* [Task requirements]
Write out every line of the material as it stands, apart from the pictures.
⟨
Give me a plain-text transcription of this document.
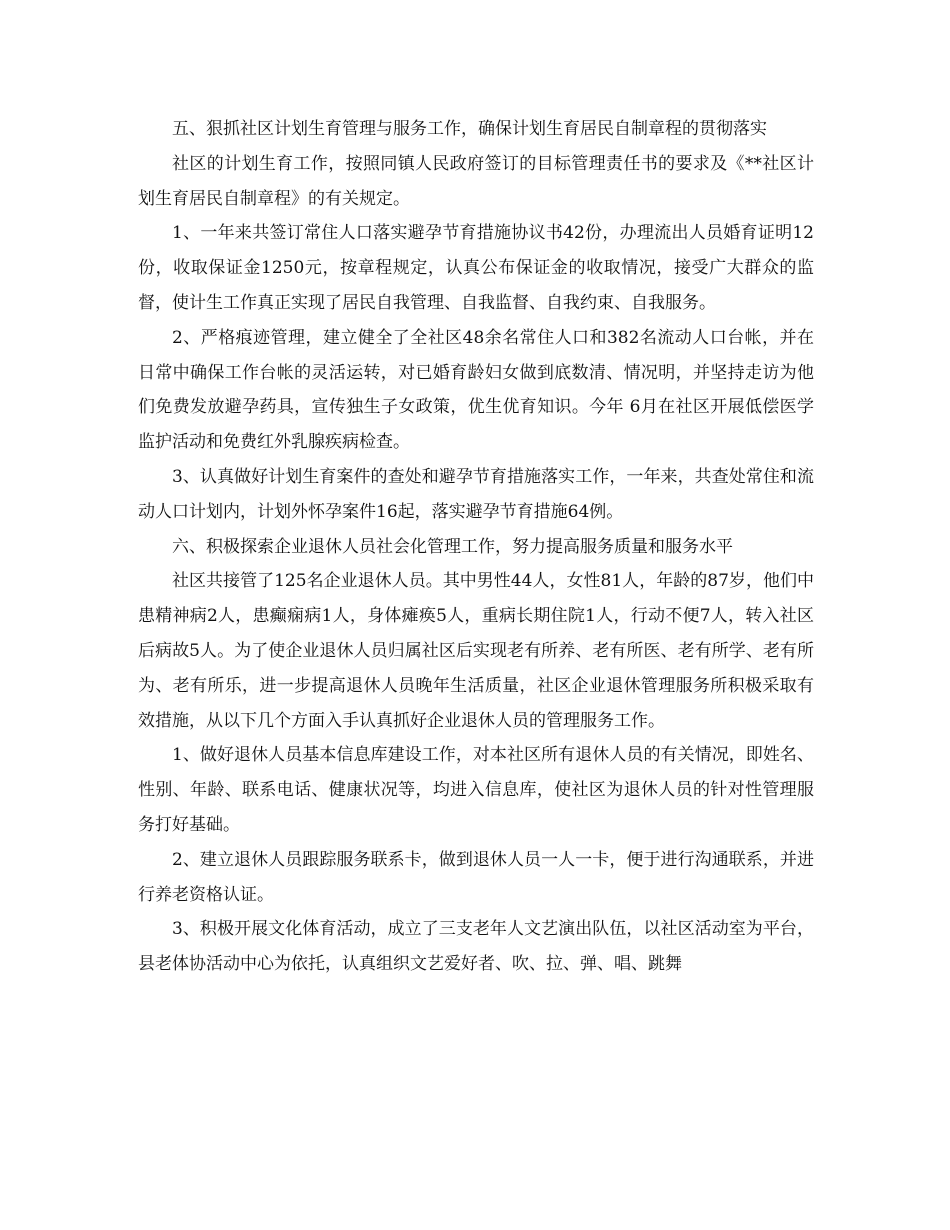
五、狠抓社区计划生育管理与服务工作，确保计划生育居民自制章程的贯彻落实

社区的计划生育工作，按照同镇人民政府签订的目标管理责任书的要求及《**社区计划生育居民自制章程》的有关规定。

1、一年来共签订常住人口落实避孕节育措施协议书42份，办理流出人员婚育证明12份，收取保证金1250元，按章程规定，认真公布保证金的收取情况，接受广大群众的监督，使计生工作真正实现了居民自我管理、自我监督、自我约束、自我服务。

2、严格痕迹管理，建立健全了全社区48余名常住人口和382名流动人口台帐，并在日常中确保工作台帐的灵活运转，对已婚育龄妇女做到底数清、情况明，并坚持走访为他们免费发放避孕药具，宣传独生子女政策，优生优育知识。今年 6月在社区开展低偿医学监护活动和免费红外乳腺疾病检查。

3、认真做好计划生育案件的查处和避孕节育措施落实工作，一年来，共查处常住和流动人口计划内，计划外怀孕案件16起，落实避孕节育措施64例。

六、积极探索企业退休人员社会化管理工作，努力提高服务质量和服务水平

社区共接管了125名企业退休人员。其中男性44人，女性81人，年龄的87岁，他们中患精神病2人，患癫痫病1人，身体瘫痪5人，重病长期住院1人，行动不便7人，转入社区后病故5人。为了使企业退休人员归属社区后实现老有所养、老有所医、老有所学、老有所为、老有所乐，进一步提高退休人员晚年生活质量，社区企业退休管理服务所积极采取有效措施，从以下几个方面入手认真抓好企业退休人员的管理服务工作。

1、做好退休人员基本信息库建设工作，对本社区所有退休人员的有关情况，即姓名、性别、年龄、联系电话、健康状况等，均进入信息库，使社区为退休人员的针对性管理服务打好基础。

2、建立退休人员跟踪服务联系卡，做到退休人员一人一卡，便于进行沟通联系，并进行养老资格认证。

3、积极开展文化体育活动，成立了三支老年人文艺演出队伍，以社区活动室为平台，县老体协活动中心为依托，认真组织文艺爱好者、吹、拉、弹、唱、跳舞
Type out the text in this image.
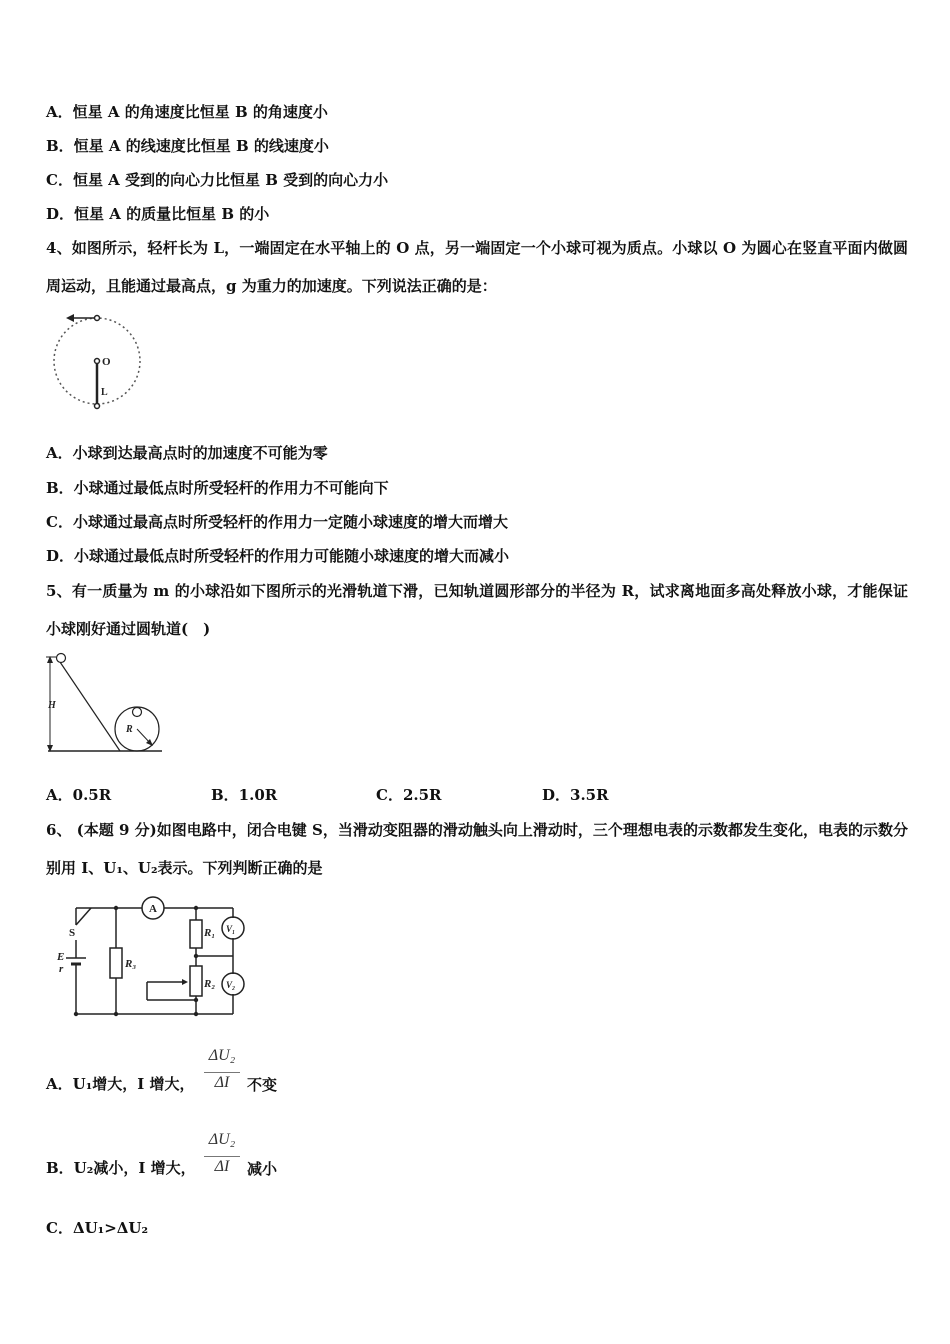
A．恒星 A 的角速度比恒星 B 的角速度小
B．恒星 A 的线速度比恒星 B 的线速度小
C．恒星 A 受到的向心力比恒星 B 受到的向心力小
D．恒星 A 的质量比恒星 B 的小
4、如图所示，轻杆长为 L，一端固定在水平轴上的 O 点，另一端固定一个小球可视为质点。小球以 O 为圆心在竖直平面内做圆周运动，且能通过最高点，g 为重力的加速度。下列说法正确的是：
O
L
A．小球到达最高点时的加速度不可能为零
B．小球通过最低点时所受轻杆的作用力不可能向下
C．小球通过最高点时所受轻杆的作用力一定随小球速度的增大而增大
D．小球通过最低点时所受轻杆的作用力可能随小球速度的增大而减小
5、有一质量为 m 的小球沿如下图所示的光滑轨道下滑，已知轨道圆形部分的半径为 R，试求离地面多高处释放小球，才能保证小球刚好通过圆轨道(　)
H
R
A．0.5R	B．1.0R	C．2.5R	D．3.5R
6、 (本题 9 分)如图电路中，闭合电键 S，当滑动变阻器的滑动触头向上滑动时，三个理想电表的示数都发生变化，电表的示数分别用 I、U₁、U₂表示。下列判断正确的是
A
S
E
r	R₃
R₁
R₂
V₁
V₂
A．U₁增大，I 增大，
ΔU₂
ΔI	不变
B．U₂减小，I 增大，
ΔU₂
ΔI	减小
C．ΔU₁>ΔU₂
⟩
* [Full output]
Give me a plain-text transcription of this document.
五、狠抓社区计划生育管理与服务工作，确保计划生育居民自制章程的贯彻落实

社区的计划生育工作，按照同镇人民政府签订的目标管理责任书的要求及《**社区计划生育居民自制章程》的有关规定。

1、一年来共签订常住人口落实避孕节育措施协议书42份，办理流出人员婚育证明12份，收取保证金1250元，按章程规定，认真公布保证金的收取情况，接受广大群众的监督，使计生工作真正实现了居民自我管理、自我监督、自我约束、自我服务。

2、严格痕迹管理，建立健全了全社区48余名常住人口和382名流动人口台帐，并在日常中确保工作台帐的灵活运转，对已婚育龄妇女做到底数清、情况明，并坚持走访为他们免费发放避孕药具，宣传独生子女政策，优生优育知识。今年 6月在社区开展低偿医学监护活动和免费红外乳腺疾病检查。

3、认真做好计划生育案件的查处和避孕节育措施落实工作，一年来，共查处常住和流动人口计划内，计划外怀孕案件16起，落实避孕节育措施64例。

六、积极探索企业退休人员社会化管理工作，努力提高服务质量和服务水平

社区共接管了125名企业退休人员。其中男性44人，女性81人，年龄的87岁，他们中患精神病2人，患癫痫病1人，身体瘫痪5人，重病长期住院1人，行动不便7人，转入社区后病故5人。为了使企业退休人员归属社区后实现老有所养、老有所医、老有所学、老有所为、老有所乐，进一步提高退休人员晚年生活质量，社区企业退休管理服务所积极采取有效措施，从以下几个方面入手认真抓好企业退休人员的管理服务工作。

1、做好退休人员基本信息库建设工作，对本社区所有退休人员的有关情况，即姓名、性别、年龄、联系电话、健康状况等，均进入信息库，使社区为退休人员的针对性管理服务打好基础。

2、建立退休人员跟踪服务联系卡，做到退休人员一人一卡，便于进行沟通联系，并进行养老资格认证。

3、积极开展文化体育活动，成立了三支老年人文艺演出队伍，以社区活动室为平台，县老体协活动中心为依托，认真组织文艺爱好者、吹、拉、弹、唱、跳舞
Type out the text in this image.
A．恒星 A 的角速度比恒星 B 的角速度小
B．恒星 A 的线速度比恒星 B 的线速度小
C．恒星 A 受到的向心力比恒星 B 受到的向心力小
D．恒星 A 的质量比恒星 B 的小
4、如图所示，轻杆长为 L，一端固定在水平轴上的 O 点，另一端固定一个小球可视为质点。小球以 O 为圆心在竖直平面内做圆周运动，且能通过最高点，g 为重力的加速度。下列说法正确的是：
O
L
A．小球到达最高点时的加速度不可能为零
B．小球通过最低点时所受轻杆的作用力不可能向下
C．小球通过最高点时所受轻杆的作用力一定随小球速度的增大而增大
D．小球通过最低点时所受轻杆的作用力可能随小球速度的增大而减小
5、有一质量为 m 的小球沿如下图所示的光滑轨道下滑，已知轨道圆形部分的半径为 R，试求离地面多高处释放小球，才能保证小球刚好通过圆轨道(　)
H
R
A．0.5R	B．1.0R	C．2.5R	D．3.5R
6、 (本题 9 分)如图电路中，闭合电键 S，当滑动变阻器的滑动触头向上滑动时，三个理想电表的示数都发生变化，电表的示数分别用 I、U₁、U₂表示。下列判断正确的是
A
S
E
r	R₃
R₁
R₂
V₁
V₂
A．U₁增大，I 增大，
ΔU₂
ΔI	不变
B．U₂减小，I 增大，
ΔU₂
ΔI	减小
C．ΔU₁>ΔU₂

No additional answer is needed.